[PROVIDED INFORMATION]
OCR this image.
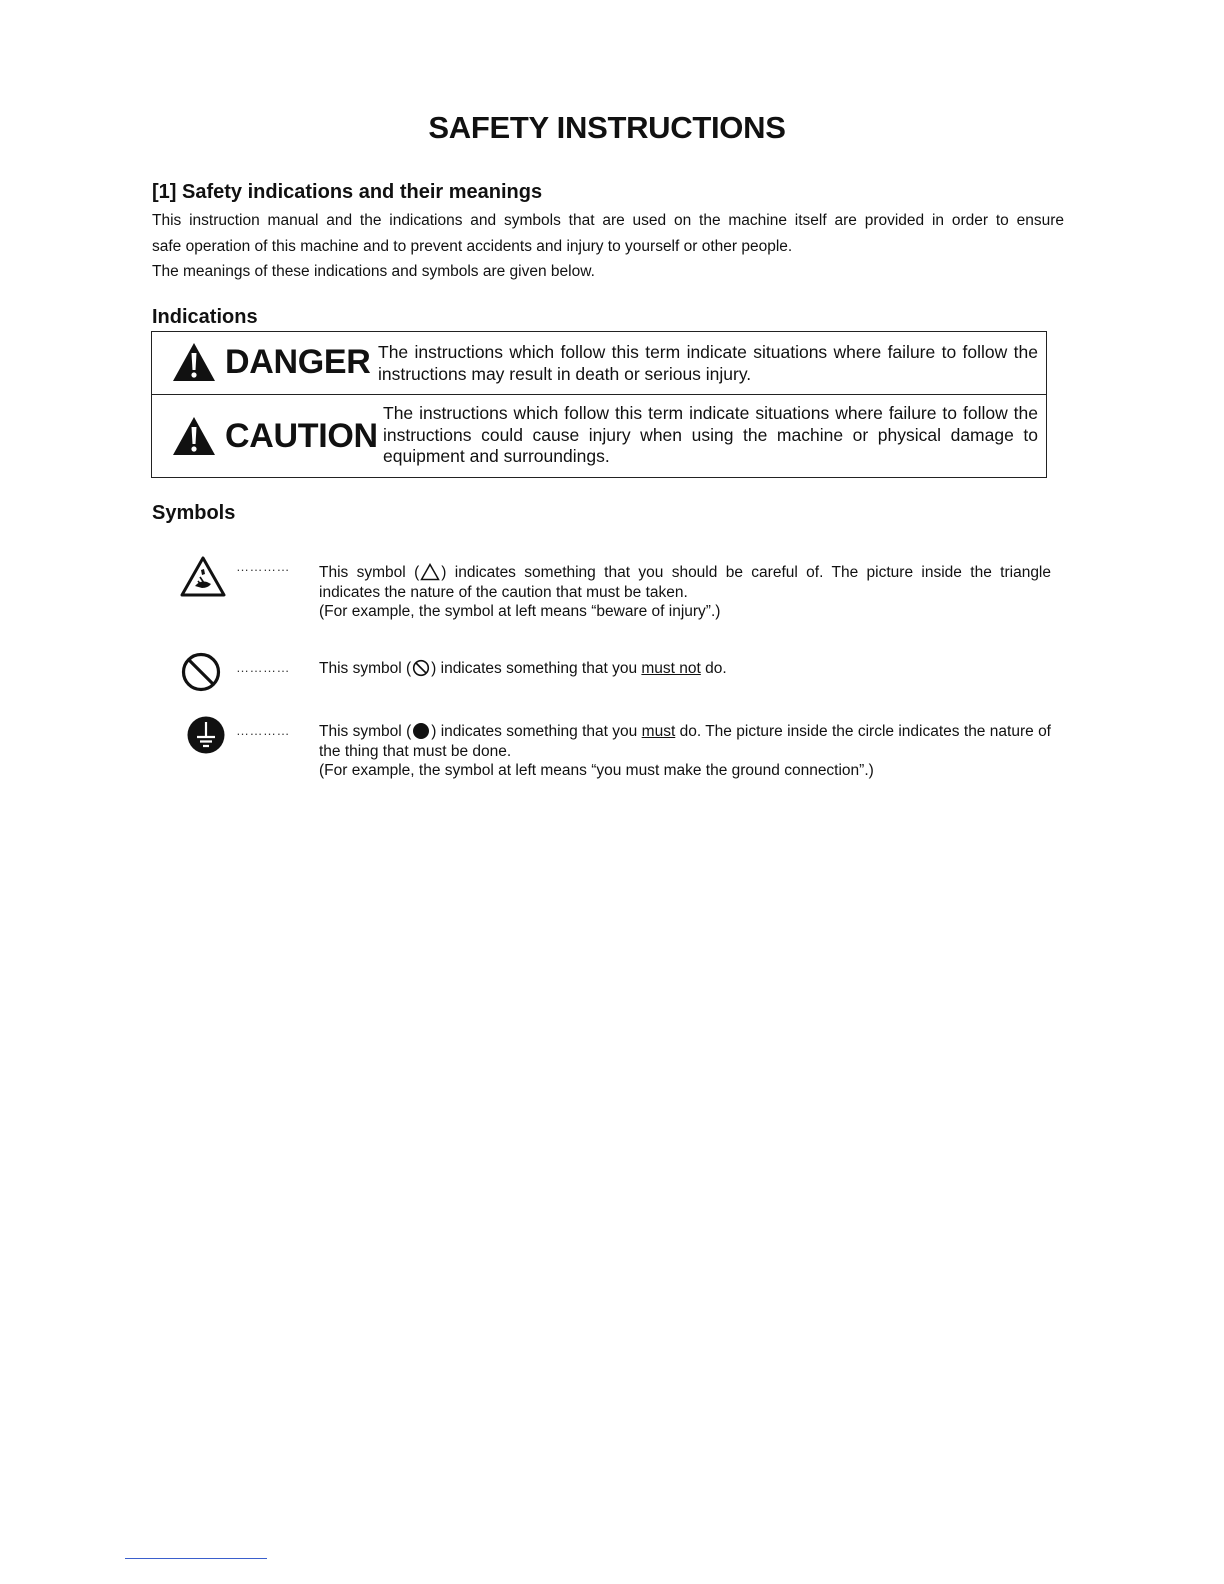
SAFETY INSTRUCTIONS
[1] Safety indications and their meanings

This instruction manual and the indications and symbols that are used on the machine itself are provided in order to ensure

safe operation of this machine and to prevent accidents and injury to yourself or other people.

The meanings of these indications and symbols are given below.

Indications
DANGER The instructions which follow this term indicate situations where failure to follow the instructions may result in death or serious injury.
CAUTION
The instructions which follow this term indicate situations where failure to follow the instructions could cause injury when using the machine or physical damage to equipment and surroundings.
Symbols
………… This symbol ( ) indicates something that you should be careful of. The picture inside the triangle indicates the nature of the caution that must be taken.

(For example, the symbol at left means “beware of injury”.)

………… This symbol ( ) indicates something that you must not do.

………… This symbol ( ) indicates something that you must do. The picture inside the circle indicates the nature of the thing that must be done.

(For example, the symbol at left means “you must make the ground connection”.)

[SHORT EXERCISE] Copy out every line with the word "picture".

[FINAL RESULT]
………… This symbol ( ) indicates something that you should be careful of. The picture inside the triangle indicates the nature of the caution that must be taken.
………… This symbol ( ) indicates something that you must do. The picture inside the circle indicates the nature of the thing that must be done.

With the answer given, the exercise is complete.